▶

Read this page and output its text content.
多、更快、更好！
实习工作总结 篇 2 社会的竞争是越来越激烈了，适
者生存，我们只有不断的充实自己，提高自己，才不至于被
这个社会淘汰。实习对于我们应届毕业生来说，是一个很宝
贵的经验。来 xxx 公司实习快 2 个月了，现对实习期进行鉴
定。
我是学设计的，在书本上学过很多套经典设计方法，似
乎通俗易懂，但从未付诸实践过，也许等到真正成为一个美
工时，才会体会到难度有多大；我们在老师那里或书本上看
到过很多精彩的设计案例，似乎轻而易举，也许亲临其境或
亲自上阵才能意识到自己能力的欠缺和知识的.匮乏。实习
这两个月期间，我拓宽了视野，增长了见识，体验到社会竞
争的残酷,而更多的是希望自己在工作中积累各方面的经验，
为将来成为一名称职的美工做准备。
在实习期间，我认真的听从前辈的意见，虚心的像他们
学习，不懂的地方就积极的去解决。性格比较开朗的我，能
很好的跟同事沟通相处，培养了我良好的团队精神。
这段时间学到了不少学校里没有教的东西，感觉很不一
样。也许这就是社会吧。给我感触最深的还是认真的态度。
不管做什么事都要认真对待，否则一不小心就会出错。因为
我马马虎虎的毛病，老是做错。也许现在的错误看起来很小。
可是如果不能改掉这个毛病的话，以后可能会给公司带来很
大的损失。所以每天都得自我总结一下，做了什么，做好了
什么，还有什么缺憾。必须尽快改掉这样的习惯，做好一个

◀

__Aim of the exercise__
Recopy the entries above exactly, with every line included.

__The response__
Read this page and output its text content.
多、更快、更好！
实习工作总结 篇 2 社会的竞争是越来越激烈了，适
者生存，我们只有不断的充实自己，提高自己，才不至于被
这个社会淘汰。实习对于我们应届毕业生来说，是一个很宝
贵的经验。来 xxx 公司实习快 2 个月了，现对实习期进行鉴
定。
我是学设计的，在书本上学过很多套经典设计方法，似
乎通俗易懂，但从未付诸实践过，也许等到真正成为一个美
工时，才会体会到难度有多大；我们在老师那里或书本上看
到过很多精彩的设计案例，似乎轻而易举，也许亲临其境或
亲自上阵才能意识到自己能力的欠缺和知识的.匮乏。实习
这两个月期间，我拓宽了视野，增长了见识，体验到社会竞
争的残酷,而更多的是希望自己在工作中积累各方面的经验，
为将来成为一名称职的美工做准备。
在实习期间，我认真的听从前辈的意见，虚心的像他们
学习，不懂的地方就积极的去解决。性格比较开朗的我，能
很好的跟同事沟通相处，培养了我良好的团队精神。
这段时间学到了不少学校里没有教的东西，感觉很不一
样。也许这就是社会吧。给我感触最深的还是认真的态度。
不管做什么事都要认真对待，否则一不小心就会出错。因为
我马马虎虎的毛病，老是做错。也许现在的错误看起来很小。
可是如果不能改掉这个毛病的话，以后可能会给公司带来很
大的损失。所以每天都得自我总结一下，做了什么，做好了
什么，还有什么缺憾。必须尽快改掉这样的习惯，做好一个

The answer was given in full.